• **Stated problem**:
Copy out every line of the listing below verbatim, omitting the pictures.

• **Data shown**:

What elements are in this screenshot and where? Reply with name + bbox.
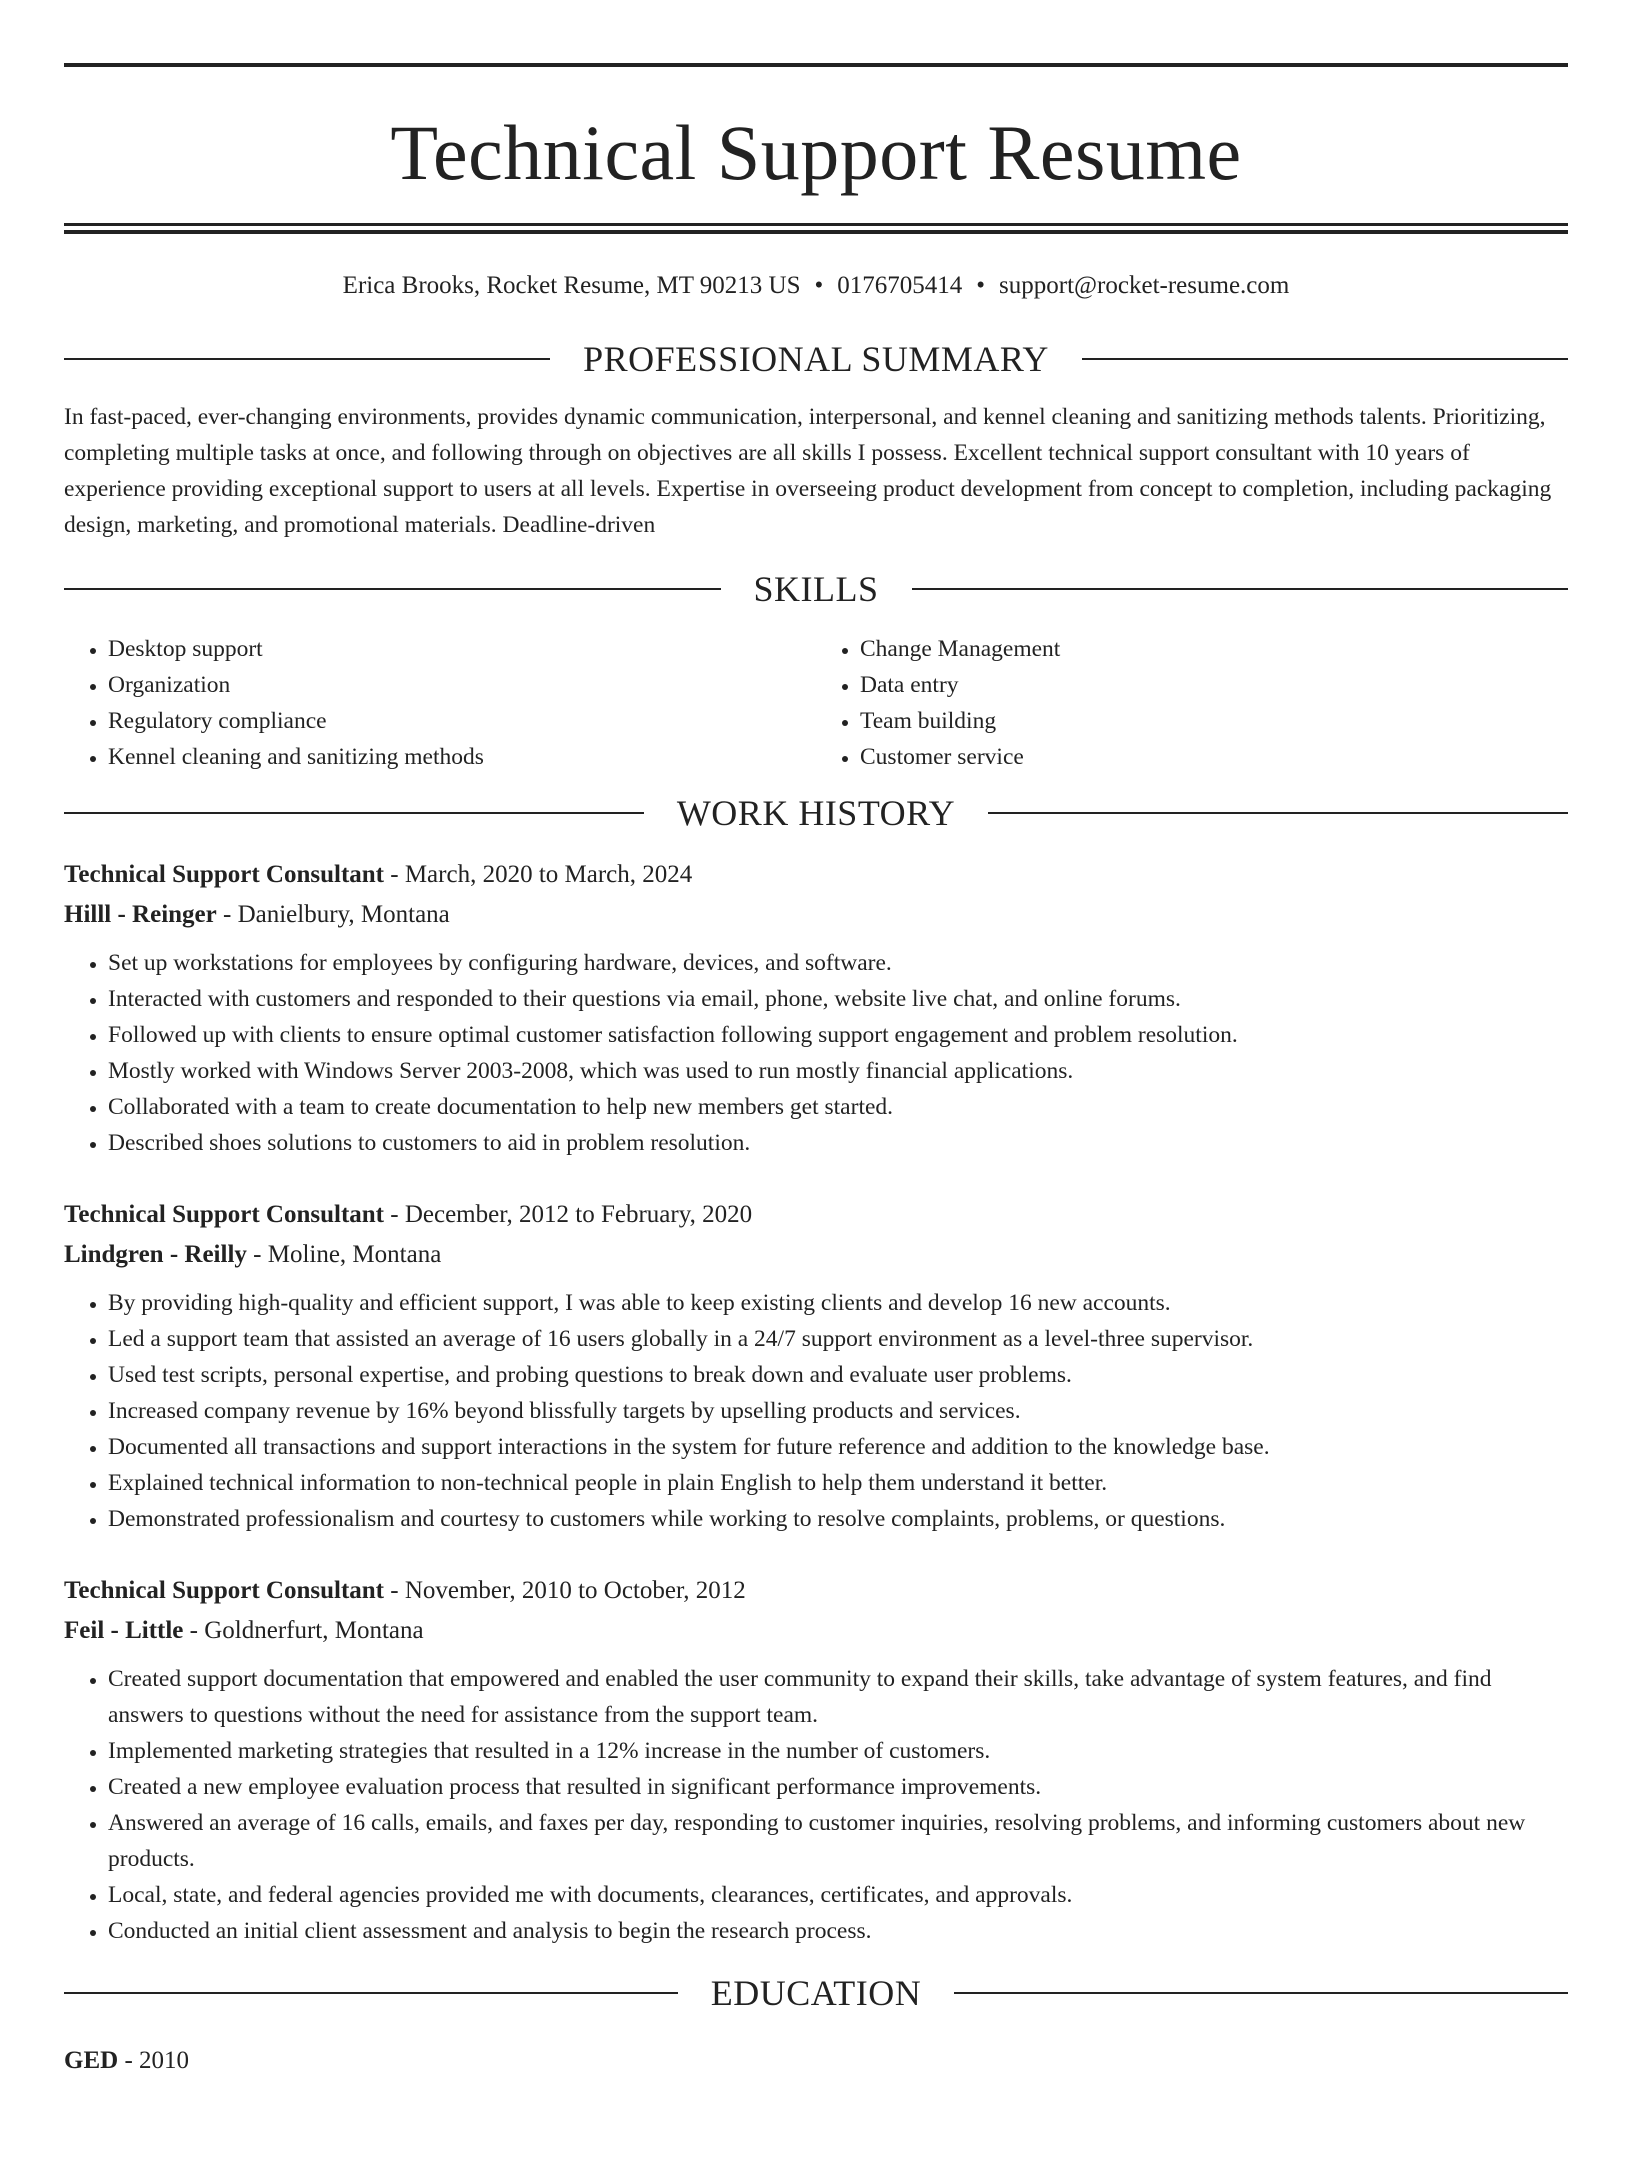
job-entry	[64, 855, 1568, 1161]
skill-item: • Desktop support	[108, 631, 816, 667]
heading-rule-left	[64, 358, 550, 360]
heading-rule-left	[64, 812, 644, 814]
job-title-line	[64, 1571, 1568, 1611]
job-bullet: • By providing high-quality and efficient support, I was able to keep existing clients and develop 16 new accounts.	[108, 1285, 1568, 1321]
resume-page	[0, 63, 1632, 2175]
work-section-heading	[64, 791, 1568, 835]
skill-item: • Team building	[860, 703, 1568, 739]
job-bullet: • Answered an average of 16 calls, emails, and faxes per day, responding to customer inquiries, resolving problems, and informing customers about new products.	[108, 1805, 1568, 1877]
job-title: Technical Support Consultant	[64, 1576, 384, 1604]
job-bullet: • Interacted with customers and responded to their questions via email, phone, website live chat, and online forums.	[108, 981, 1568, 1017]
title-double-rule	[64, 223, 1568, 234]
summary-section-heading	[64, 337, 1568, 381]
education-entry	[64, 2041, 1568, 2081]
job-bullet: • Documented all transactions and support interactions in the system for future reference and addition to the knowledge base.	[108, 1429, 1568, 1465]
job-title: Technical Support Consultant	[64, 860, 384, 888]
heading-rule-left	[64, 1992, 678, 1994]
skill-item: • Change Management	[860, 631, 1568, 667]
job-bullet: • Conducted an initial client assessment and analysis to begin the research process.	[108, 1913, 1568, 1949]
job-location: - Moline, Montana	[253, 1240, 442, 1268]
job-bullet: • Collaborated with a team to create documentation to help new members get started.	[108, 1089, 1568, 1125]
contact-separator: •	[814, 272, 824, 299]
skill-item: • Data entry	[860, 667, 1568, 703]
job-company: Feil - Little	[64, 1616, 184, 1644]
job-bullet: • Implemented marketing strategies that resulted in a 12% increase in the number of customers.	[108, 1733, 1568, 1769]
job-bullet: • Followed up with clients to ensure optimal customer satisfaction following support engagement and problem resolution.	[108, 1017, 1568, 1053]
job-dates: - December, 2012 to February, 2020	[390, 1200, 753, 1228]
document-title: Technical Support Resume	[390, 109, 1242, 196]
job-company-line	[64, 895, 1568, 935]
top-rule	[64, 63, 1568, 67]
job-entry	[64, 1571, 1568, 1949]
job-bullet: • Demonstrated professionalism and courtesy to customers while working to resolve complaints, problems, or questions.	[108, 1501, 1568, 1537]
heading-rule-left	[64, 588, 721, 590]
skill-item: • Regulatory compliance	[108, 703, 816, 739]
skill-item: • Kennel cleaning and sanitizing methods	[108, 739, 816, 775]
skills-section-heading	[64, 567, 1568, 611]
education-degree: GED	[64, 2046, 119, 2074]
job-bullet: • Led a support team that assisted an average of 16 users globally in a 24/7 support environment as a level-three supervisor.	[108, 1321, 1568, 1357]
job-company-line	[64, 1611, 1568, 1651]
heading-rule-right	[1082, 358, 1568, 360]
skill-item: • Customer service	[860, 739, 1568, 775]
job-company-line	[64, 1235, 1568, 1275]
job-dates: - November, 2010 to October, 2012	[390, 1576, 746, 1604]
skills-heading-label: SKILLS	[753, 568, 879, 609]
job-dates: - March, 2020 to March, 2024	[390, 860, 693, 888]
contact-address: Erica Brooks, Rocket Resume, MT 90213 US	[342, 272, 801, 299]
job-location: - Danielbury, Montana	[223, 900, 450, 928]
job-entry	[64, 1195, 1568, 1537]
summary-heading-label: PROFESSIONAL SUMMARY	[583, 339, 1049, 379]
skills-column-left	[64, 631, 816, 775]
job-location: - Goldnerfurt, Montana	[189, 1616, 424, 1644]
job-bullet: • Created a new employee evaluation process that resulted in significant performance improvements.	[108, 1769, 1568, 1805]
job-title: Technical Support Consultant	[64, 1200, 384, 1228]
heading-rule-right	[912, 588, 1569, 590]
job-bullet: • Used test scripts, personal expertise, and probing questions to break down and evaluate user problems.	[108, 1357, 1568, 1393]
summary-paragraph: In fast-paced, ever-changing environments, provides dynamic communication, interpersonal, and kennel cleaning and sanitizing methods talents. Prioritizing, completing multiple tasks at once, and following through on objectives are all skills I possess. Excellent technical support consultant with 10 years of experience providing exceptional support to users at all levels. Expertise in overseeing product development from concept to completion, including packaging design, marketing, and promotional materials. Deadline-driven	[64, 404, 1552, 538]
job-bullets	[64, 1661, 1568, 1949]
job-bullet: • Described shoes solutions to customers to aid in problem resolution.	[108, 1125, 1568, 1161]
skills-list	[64, 631, 1568, 775]
job-bullet: • Created support documentation that empowered and enabled the user community to expand their skills, take advantage of system features, and find answers to questions without the need for assistance from the support team.	[108, 1661, 1568, 1733]
heading-rule-right	[988, 812, 1568, 814]
job-company: Lindgren - Reilly	[64, 1240, 247, 1268]
education-year: - 2010	[124, 2046, 190, 2074]
job-bullets	[64, 1285, 1568, 1537]
job-bullets	[64, 945, 1568, 1161]
contact-email[interactable]: support@rocket-resume.com	[999, 272, 1290, 299]
contact-separator: •	[976, 272, 986, 299]
job-bullet: • Mostly worked with Windows Server 2003-2008, which was used to run mostly financial applications.	[108, 1053, 1568, 1089]
education-heading-label: EDUCATION	[710, 1972, 922, 2013]
job-bullet: • Explained technical information to non-technical people in plain English to help them understand it better.	[108, 1465, 1568, 1501]
skills-column-right	[816, 631, 1568, 775]
contact-line	[64, 269, 1568, 303]
job-title-line	[64, 855, 1568, 895]
job-title-line	[64, 1195, 1568, 1235]
skill-item: • Organization	[108, 667, 816, 703]
job-company: Hilll - Reinger	[64, 900, 217, 928]
work-heading-label: WORK HISTORY	[676, 792, 956, 833]
education-section-heading	[64, 1971, 1568, 2015]
job-bullet: • Local, state, and federal agencies provided me with documents, clearances, certificates, and approvals.	[108, 1877, 1568, 1913]
job-bullet: • Set up workstations for employees by configuring hardware, devices, and software.	[108, 945, 1568, 981]
contact-phone: 0176705414	[837, 272, 963, 299]
job-bullet: • Increased company revenue by 16% beyond blissfully targets by upselling products and services.	[108, 1393, 1568, 1429]
heading-rule-right	[954, 1992, 1568, 1994]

• **Expected answer**:
What elements are in this screenshot and where? Reply with name + bbox.
job-entry	[64, 855, 1568, 1161]
skill-item: • Desktop support	[108, 631, 816, 667]
heading-rule-left	[64, 358, 550, 360]
heading-rule-left	[64, 812, 644, 814]
job-title-line	[64, 1571, 1568, 1611]
job-bullet: • By providing high-quality and efficient support, I was able to keep existing clients and develop 16 new accounts.	[108, 1285, 1568, 1321]
resume-page	[0, 63, 1632, 2175]
work-section-heading	[64, 791, 1568, 835]
skill-item: • Team building	[860, 703, 1568, 739]
job-bullet: • Answered an average of 16 calls, emails, and faxes per day, responding to customer inquiries, resolving problems, and informing customers about new products.	[108, 1805, 1568, 1877]
job-title: Technical Support Consultant	[64, 1576, 384, 1604]
job-bullet: • Interacted with customers and responded to their questions via email, phone, website live chat, and online forums.	[108, 981, 1568, 1017]
title-double-rule	[64, 223, 1568, 234]
summary-section-heading	[64, 337, 1568, 381]
education-entry	[64, 2041, 1568, 2081]
job-bullet: • Documented all transactions and support interactions in the system for future reference and addition to the knowledge base.	[108, 1429, 1568, 1465]
job-title: Technical Support Consultant	[64, 860, 384, 888]
heading-rule-left	[64, 1992, 678, 1994]
skill-item: • Change Management	[860, 631, 1568, 667]
job-bullet: • Conducted an initial client assessment and analysis to begin the research process.	[108, 1913, 1568, 1949]
job-location: - Moline, Montana	[253, 1240, 442, 1268]
job-bullet: • Collaborated with a team to create documentation to help new members get started.	[108, 1089, 1568, 1125]
contact-separator: •	[814, 272, 824, 299]
skill-item: • Data entry	[860, 667, 1568, 703]
job-company: Feil - Little	[64, 1616, 184, 1644]
job-bullet: • Implemented marketing strategies that resulted in a 12% increase in the number of customers.	[108, 1733, 1568, 1769]
job-bullet: • Followed up with clients to ensure optimal customer satisfaction following support engagement and problem resolution.	[108, 1017, 1568, 1053]
job-dates: - December, 2012 to February, 2020	[390, 1200, 753, 1228]
document-title: Technical Support Resume	[390, 109, 1242, 196]
job-company-line	[64, 895, 1568, 935]
top-rule	[64, 63, 1568, 67]
job-entry	[64, 1571, 1568, 1949]
job-bullet: • Demonstrated professionalism and courtesy to customers while working to resolve complaints, problems, or questions.	[108, 1501, 1568, 1537]
heading-rule-left	[64, 588, 721, 590]
skill-item: • Regulatory compliance	[108, 703, 816, 739]
skill-item: • Kennel cleaning and sanitizing methods	[108, 739, 816, 775]
skills-section-heading	[64, 567, 1568, 611]
education-degree: GED	[64, 2046, 119, 2074]
job-bullet: • Led a support team that assisted an average of 16 users globally in a 24/7 support environment as a level-three supervisor.	[108, 1321, 1568, 1357]
job-company-line	[64, 1611, 1568, 1651]
heading-rule-right	[1082, 358, 1568, 360]
skill-item: • Customer service	[860, 739, 1568, 775]
job-company-line	[64, 1235, 1568, 1275]
job-dates: - November, 2010 to October, 2012	[390, 1576, 746, 1604]
skills-heading-label: SKILLS	[753, 568, 879, 609]
job-dates: - March, 2020 to March, 2024	[390, 860, 693, 888]
contact-address: Erica Brooks, Rocket Resume, MT 90213 US	[342, 272, 801, 299]
job-location: - Danielbury, Montana	[223, 900, 450, 928]
job-entry	[64, 1195, 1568, 1537]
summary-heading-label: PROFESSIONAL SUMMARY	[583, 339, 1049, 379]
skills-column-left	[64, 631, 816, 775]
job-location: - Goldnerfurt, Montana	[189, 1616, 424, 1644]
job-bullet: • Created a new employee evaluation process that resulted in significant performance improvements.	[108, 1769, 1568, 1805]
job-title: Technical Support Consultant	[64, 1200, 384, 1228]
heading-rule-right	[912, 588, 1569, 590]
job-bullet: • Used test scripts, personal expertise, and probing questions to break down and evaluate user problems.	[108, 1357, 1568, 1393]
summary-paragraph: In fast-paced, ever-changing environments, provides dynamic communication, interpersonal, and kennel cleaning and sanitizing methods talents. Prioritizing, completing multiple tasks at once, and following through on objectives are all skills I possess. Excellent technical support consultant with 10 years of experience providing exceptional support to users at all levels. Expertise in overseeing product development from concept to completion, including packaging design, marketing, and promotional materials. Deadline-driven	[64, 404, 1552, 538]
job-bullets	[64, 1661, 1568, 1949]
job-bullet: • Described shoes solutions to customers to aid in problem resolution.	[108, 1125, 1568, 1161]
skills-list	[64, 631, 1568, 775]
job-bullet: • Created support documentation that empowered and enabled the user community to expand their skills, take advantage of system features, and find answers to questions without the need for assistance from the support team.	[108, 1661, 1568, 1733]
heading-rule-right	[988, 812, 1568, 814]
job-company: Lindgren - Reilly	[64, 1240, 247, 1268]
education-year: - 2010	[124, 2046, 190, 2074]
job-bullets	[64, 1285, 1568, 1537]
job-bullets	[64, 945, 1568, 1161]
contact-email[interactable]: support@rocket-resume.com	[999, 272, 1290, 299]
contact-separator: •	[976, 272, 986, 299]
job-bullet: • Mostly worked with Windows Server 2003-2008, which was used to run mostly financial applications.	[108, 1053, 1568, 1089]
education-heading-label: EDUCATION	[710, 1972, 922, 2013]
job-bullet: • Explained technical information to non-technical people in plain English to help them understand it better.	[108, 1465, 1568, 1501]
skills-column-right	[816, 631, 1568, 775]
contact-line	[64, 269, 1568, 303]
job-title-line	[64, 855, 1568, 895]
job-title-line	[64, 1195, 1568, 1235]
skill-item: • Organization	[108, 667, 816, 703]
job-company: Hilll - Reinger	[64, 900, 217, 928]
work-heading-label: WORK HISTORY	[676, 792, 956, 833]
education-section-heading	[64, 1971, 1568, 2015]
job-bullet: • Local, state, and federal agencies provided me with documents, clearances, certificates, and approvals.	[108, 1877, 1568, 1913]
job-bullet: • Set up workstations for employees by configuring hardware, devices, and software.	[108, 945, 1568, 981]
contact-phone: 0176705414	[837, 272, 963, 299]
job-bullet: • Increased company revenue by 16% beyond blissfully targets by upselling products and services.	[108, 1393, 1568, 1429]
heading-rule-right	[954, 1992, 1568, 1994]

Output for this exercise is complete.